→ GOAL OF THE EXERCISE:
Put the lines starting at the one containing "- Text: Compute" and ending at the one containing "Rankings: Determine a" into a numbered list, leaving out any blank lines.

────

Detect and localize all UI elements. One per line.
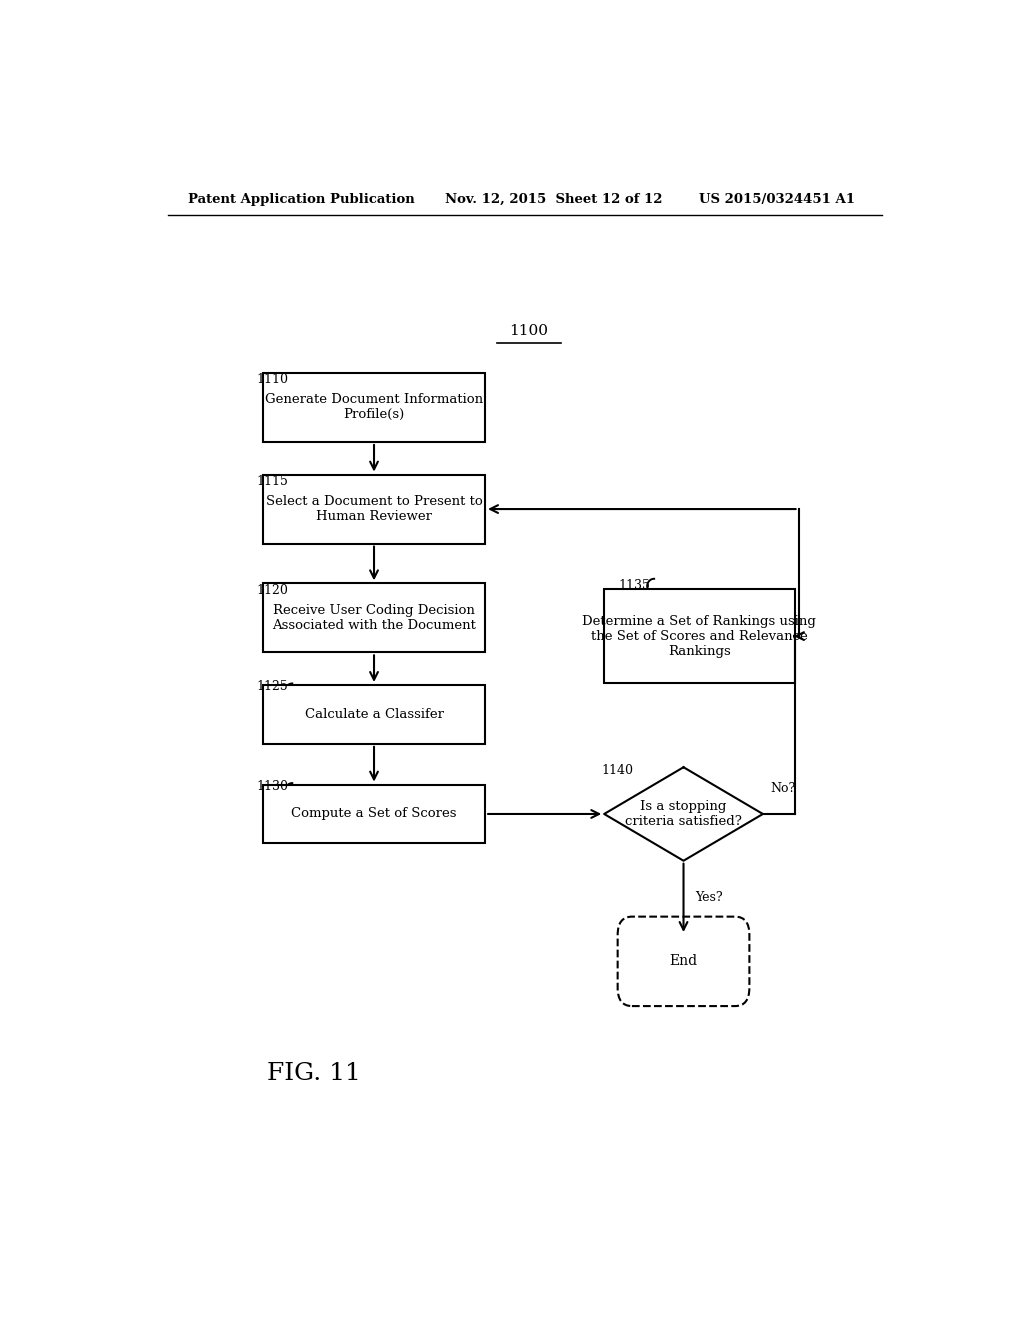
- Text: Compute a Set of Scores: Compute a Set of Scores: [291, 808, 457, 821]
- FancyBboxPatch shape: [604, 589, 795, 682]
- FancyBboxPatch shape: [263, 474, 485, 544]
- Text: US 2015/0324451 A1: US 2015/0324451 A1: [699, 193, 855, 206]
- Text: Nov. 12, 2015  Sheet 12 of 12: Nov. 12, 2015 Sheet 12 of 12: [445, 193, 663, 206]
- FancyBboxPatch shape: [263, 784, 485, 843]
- Text: Calculate a Classifer: Calculate a Classifer: [304, 708, 443, 721]
- Text: 1115: 1115: [257, 475, 289, 488]
- Text: 1130: 1130: [257, 780, 289, 793]
- Text: 1120: 1120: [257, 583, 289, 597]
- Text: Determine a Set of Rankings using
the Set of Scores and Relevance
Rankings: Determine a Set of Rankings using the Se…: [583, 615, 816, 657]
- FancyBboxPatch shape: [263, 372, 485, 442]
- FancyBboxPatch shape: [617, 916, 750, 1006]
- Text: Generate Document Information
Profile(s): Generate Document Information Profile(s): [265, 393, 483, 421]
- Text: No?: No?: [771, 781, 796, 795]
- Text: Yes?: Yes?: [695, 891, 723, 904]
- Text: Receive User Coding Decision
Associated with the Document: Receive User Coding Decision Associated …: [272, 603, 476, 632]
- Text: 1125: 1125: [257, 680, 289, 693]
- Polygon shape: [604, 767, 763, 861]
- Text: End: End: [670, 954, 697, 969]
- Text: Is a stopping
criteria satisfied?: Is a stopping criteria satisfied?: [625, 800, 742, 828]
- Text: Patent Application Publication: Patent Application Publication: [187, 193, 415, 206]
- Text: 1110: 1110: [257, 374, 289, 387]
- Text: 1135: 1135: [618, 578, 650, 591]
- Text: 1140: 1140: [602, 764, 634, 776]
- Text: FIG. 11: FIG. 11: [267, 1061, 360, 1085]
- Text: 1100: 1100: [509, 325, 548, 338]
- Text: Select a Document to Present to
Human Reviewer: Select a Document to Present to Human Re…: [265, 495, 482, 523]
- FancyBboxPatch shape: [263, 583, 485, 652]
- FancyBboxPatch shape: [263, 685, 485, 744]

────

→ ANSWER TO THIS TASK:
1. - Text: Compute a Set of Scores: Compute a Set of Scores: [291, 808, 457, 821]
2. - FancyBboxPatch shape: [604, 589, 795, 682]
3. - FancyBboxPatch shape: [263, 474, 485, 544]
4. - Text: US 2015/0324451 A1: US 2015/0324451 A1: [699, 193, 855, 206]
5. - Text: Nov. 12, 2015  Sheet 12 of 12: Nov. 12, 2015 Sheet 12 of 12: [445, 193, 663, 206]
6. - FancyBboxPatch shape: [263, 784, 485, 843]
7. - Text: Calculate a Classifer: Calculate a Classifer: [304, 708, 443, 721]
8. - Text: 1115: 1115: [257, 475, 289, 488]
9. - Text: 1130: 1130: [257, 780, 289, 793]
10. - Text: 1120: 1120: [257, 583, 289, 597]
11. - Text: Determine a Set of Rankings using
12. the Set of Scores and Relevance
13. Rankings: Determine a Set of Rankings using the Se…: [583, 615, 816, 657]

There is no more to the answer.